▶ [Okuma parçası]:

....

Yapımcılar yaptırımlarla karşı karşıya kaldıklarında, belki günün birinde listelerine bir de "hukuk danışmanı" eklemek zorunda kalacaklardır. Var mı bilmiyorum ama? aslında olması gereken de o. Tıpkı mali müşavirleri, muhasebecileri olduğu gibi.

Hukuk danışmanı olduğunda ne olur? E tabi ki, meslek onurunu gözetir diye düşünüyorum. (Sonradan ilave edilmişitir.)
Old 26-03-2012, 08:01   #38
Av.Mehmet Saim Dikici

 
Varsayılan

Alıntı:
Yazan Atahun
Yapımcılar yaptırımlarla karşı karşıya kaldıklarında, belki günün birinde listelerine bir de "hukuk danışmanı" eklemek zorunda kalacaklardır. Var mı bilmiyorum ama? aslında olması gereken de o. Tıpkı mali müşavirleri, muhasebecileri olduğu gibi.

Hukuk danışmanı olduğunda ne olur? E tabi ki, meslek onurunu gözetir diye düşünüyorum. (Sonradan ilave edilmişitir.)

Ciddi prodüksiyon şirketlerinin hepsinin hukuk danışmanları var. Ancak dizi senaryoları bakımından neredeyse hiçbir hukuki yardım almıyorlar.

Hiç unutmuyorum, THS üyesi de olan bir meslektaşımıza müvekkili yapım şirketi, "Davacı avukatı kürsünün karşısında dursa n'olur ki?" diye sormuştu. Meğerse salonda kürsünün sağ tarafına kolon (direk) düşüyormuş da…

Durum budur!
Old 27-03-2012, 15:18   #39
oeroglu

 
Varsayılan

Alıntı:
Yazan Av.Mehmet Saim Dikici
Ciddi prodüksiyon şirketlerinin hepsinin hukuk danışmanları var. Ancak dizi senaryoları bakımından neredeyse hiçbir hukuki yardım almıyorlar.

Hiç unutmuyorum, THS üyesi de olan bir meslektaşımıza müvekkili yapım şirketi, "Davacı avukatı kürsünün karşısında dursa n'olur ki?" diye sormuştu. Meğerse salonda kürsünün sağ tarafına kolon (direk) düşüyormuş da…

Durum budur!

o neyse de; ben hiçbir dizide hakim odasında duruşma yapıldığını görmedim, hiç olmassa duruşma duruşma salonunda yapılıyor, izleyicide bir hava uyandırıyor...

....

▶ [Verilen bilgiler]:

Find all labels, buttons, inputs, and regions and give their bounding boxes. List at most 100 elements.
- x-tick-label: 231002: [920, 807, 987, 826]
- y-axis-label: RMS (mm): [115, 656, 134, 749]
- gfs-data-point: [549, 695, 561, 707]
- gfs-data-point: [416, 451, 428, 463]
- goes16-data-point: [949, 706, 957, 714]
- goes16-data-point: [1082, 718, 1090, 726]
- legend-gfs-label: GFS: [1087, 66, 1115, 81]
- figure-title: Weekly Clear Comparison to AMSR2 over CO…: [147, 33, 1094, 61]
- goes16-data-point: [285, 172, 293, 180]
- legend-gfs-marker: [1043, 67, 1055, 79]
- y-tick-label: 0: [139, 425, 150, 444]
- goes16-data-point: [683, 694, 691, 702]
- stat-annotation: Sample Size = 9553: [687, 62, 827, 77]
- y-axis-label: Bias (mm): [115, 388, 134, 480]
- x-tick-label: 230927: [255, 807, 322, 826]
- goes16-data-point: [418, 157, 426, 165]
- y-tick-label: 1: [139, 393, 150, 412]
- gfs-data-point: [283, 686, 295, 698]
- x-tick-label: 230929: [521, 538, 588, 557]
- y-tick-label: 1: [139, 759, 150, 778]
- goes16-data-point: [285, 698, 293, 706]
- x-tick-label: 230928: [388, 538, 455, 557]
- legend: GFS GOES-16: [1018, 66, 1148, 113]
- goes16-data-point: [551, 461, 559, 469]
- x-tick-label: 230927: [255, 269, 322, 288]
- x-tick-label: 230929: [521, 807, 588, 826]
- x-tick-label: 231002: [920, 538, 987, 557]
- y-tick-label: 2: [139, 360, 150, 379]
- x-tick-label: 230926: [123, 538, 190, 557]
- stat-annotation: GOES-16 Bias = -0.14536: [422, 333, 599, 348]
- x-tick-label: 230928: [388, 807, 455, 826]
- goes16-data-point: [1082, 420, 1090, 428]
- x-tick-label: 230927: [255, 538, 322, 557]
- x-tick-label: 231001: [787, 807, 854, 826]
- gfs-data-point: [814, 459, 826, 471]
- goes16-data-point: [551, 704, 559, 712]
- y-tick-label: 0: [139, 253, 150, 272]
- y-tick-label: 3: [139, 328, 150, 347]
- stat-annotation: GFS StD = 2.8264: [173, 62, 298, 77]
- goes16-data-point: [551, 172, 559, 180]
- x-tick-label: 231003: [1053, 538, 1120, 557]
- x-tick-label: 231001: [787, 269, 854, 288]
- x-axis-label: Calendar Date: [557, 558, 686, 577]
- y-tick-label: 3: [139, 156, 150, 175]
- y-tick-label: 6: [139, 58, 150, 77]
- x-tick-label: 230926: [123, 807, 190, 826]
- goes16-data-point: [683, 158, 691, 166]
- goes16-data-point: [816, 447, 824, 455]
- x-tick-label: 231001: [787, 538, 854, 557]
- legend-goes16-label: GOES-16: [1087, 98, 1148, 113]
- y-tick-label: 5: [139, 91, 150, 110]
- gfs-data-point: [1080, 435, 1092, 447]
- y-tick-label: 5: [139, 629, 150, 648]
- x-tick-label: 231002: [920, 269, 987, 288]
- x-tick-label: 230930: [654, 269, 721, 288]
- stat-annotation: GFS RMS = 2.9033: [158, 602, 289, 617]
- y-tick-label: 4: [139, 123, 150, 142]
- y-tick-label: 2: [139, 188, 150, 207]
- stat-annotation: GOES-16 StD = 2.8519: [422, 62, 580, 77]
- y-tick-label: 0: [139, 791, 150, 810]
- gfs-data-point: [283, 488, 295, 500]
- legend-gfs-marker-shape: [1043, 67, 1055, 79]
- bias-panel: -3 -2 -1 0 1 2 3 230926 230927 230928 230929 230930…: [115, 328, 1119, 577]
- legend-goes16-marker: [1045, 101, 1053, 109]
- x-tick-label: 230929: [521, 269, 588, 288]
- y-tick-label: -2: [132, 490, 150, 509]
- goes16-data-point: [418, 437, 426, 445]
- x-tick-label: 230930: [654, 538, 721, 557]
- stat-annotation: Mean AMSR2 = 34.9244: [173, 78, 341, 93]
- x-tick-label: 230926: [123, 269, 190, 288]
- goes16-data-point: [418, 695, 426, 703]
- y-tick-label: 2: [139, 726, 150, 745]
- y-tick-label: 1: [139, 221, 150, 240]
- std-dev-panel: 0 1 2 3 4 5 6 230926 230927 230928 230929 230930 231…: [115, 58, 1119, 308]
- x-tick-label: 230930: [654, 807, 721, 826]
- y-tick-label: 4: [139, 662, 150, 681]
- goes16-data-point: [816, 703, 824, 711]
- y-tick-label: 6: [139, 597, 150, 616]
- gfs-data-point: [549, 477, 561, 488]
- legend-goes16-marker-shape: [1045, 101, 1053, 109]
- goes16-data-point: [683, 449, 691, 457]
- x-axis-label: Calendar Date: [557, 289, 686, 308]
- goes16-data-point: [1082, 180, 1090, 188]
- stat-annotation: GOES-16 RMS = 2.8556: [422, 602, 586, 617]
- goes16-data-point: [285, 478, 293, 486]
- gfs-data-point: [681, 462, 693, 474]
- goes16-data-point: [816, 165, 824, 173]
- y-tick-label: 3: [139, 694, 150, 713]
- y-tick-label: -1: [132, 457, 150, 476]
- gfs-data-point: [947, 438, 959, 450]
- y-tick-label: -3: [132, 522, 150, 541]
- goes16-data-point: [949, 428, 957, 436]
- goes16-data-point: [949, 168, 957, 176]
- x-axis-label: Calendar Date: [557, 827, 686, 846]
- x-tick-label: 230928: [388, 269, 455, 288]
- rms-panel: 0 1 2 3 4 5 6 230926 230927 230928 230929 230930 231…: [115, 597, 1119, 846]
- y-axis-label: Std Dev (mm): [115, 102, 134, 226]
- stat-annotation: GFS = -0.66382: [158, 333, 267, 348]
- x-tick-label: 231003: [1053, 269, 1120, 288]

....

▶ [Yapılacak işler]:
a. Dizi yapımlarındaki hukuk danışmanlığı üzerine yazışmaya göre aşağıdaki soruları yanıtlayın:
(i) Atahun, yapımcıların hukuk danışmanı ekleme zorunluluğunu hangi meslek sahiplerinin varlığına benzetiyor?
(ii) Av. Mehmet Saim Dikici'ye göre salonda kürsünün sağ tarafına ne düşüyordu?
(iii) oeroglu'ya göre dizilerde duruşma hiç olmazsa nerede yapılıyor?
b. Dizi yapımlarındaki hukuk danışmanlığı üzerine yazışmayı son cümleden sonra kaldığı yerden alıp sürdürün.
Satırlar, okuma parçasından bağımsız ayrı bir malzemedir.

▶ [Alıştırma sonuçları]:
a.
(i) Mali müşavirlere ve muhasebecilere.
(ii) Kolon (direk).
(iii) Duruşma salonunda.

b.
ama geçen gün tuzla adliyesinde hakim odasında boşanma davası görüldüğünü gördüm, bugünde icra mahkemesinde hakim odasında duruşmaya girdim..

hakim bey masasında,katibe hanım yanındaki ufak eğreti masada oturuyor, asıl yeri orası olmadığı belli olan bir bilgisayara yazıyordu, davalı avukatıyla biz de yanyanaydık...(ben solda o sağda)

ufak bir printerden çıktı duruşma zabıtları..

allahtan müvekkil fln gelmedi, gelse de içeri giremezdi..
Old 04-04-2012, 00:40   #40
Av.Kaan

 
Varsayılan

Alıntı:
Yazan Av.Mehmet Saim Dikici
Hiç unutmuyorum, THS üyesi de olan bir meslektaşımıza müvekkili yapım şirketi,
"Davacı avukatı kürsünün karşısında dursa n'olur ki?" diye sormuştu.
Meğerse salonda kürsünün sağ tarafına kolon (direk) düşüyormuş da…

Ankara'da 2 farklı mahkemede davacı ve davalı masaları hakimin tam karşısında yan yana idi. Hala öyle mi bilmiyorum. Çok hoşuma gitmişti.

Hatta bilirkişi raporuna karşı "aleyhe olan hususları kabul etmiyoruz" gibi klasik beyanlarımıza hakim "şunu biraz açar mısınız?" diye sormuştu.

Takdir etmiştim. Masayı karşısına tarafı/avukatı muhatap olarak almak için koymuş dedim.

Eskişehir'de 2 tane sulh hukuk mahkemesinde de masalar hakimin karşısında, ama yer yokluğundan...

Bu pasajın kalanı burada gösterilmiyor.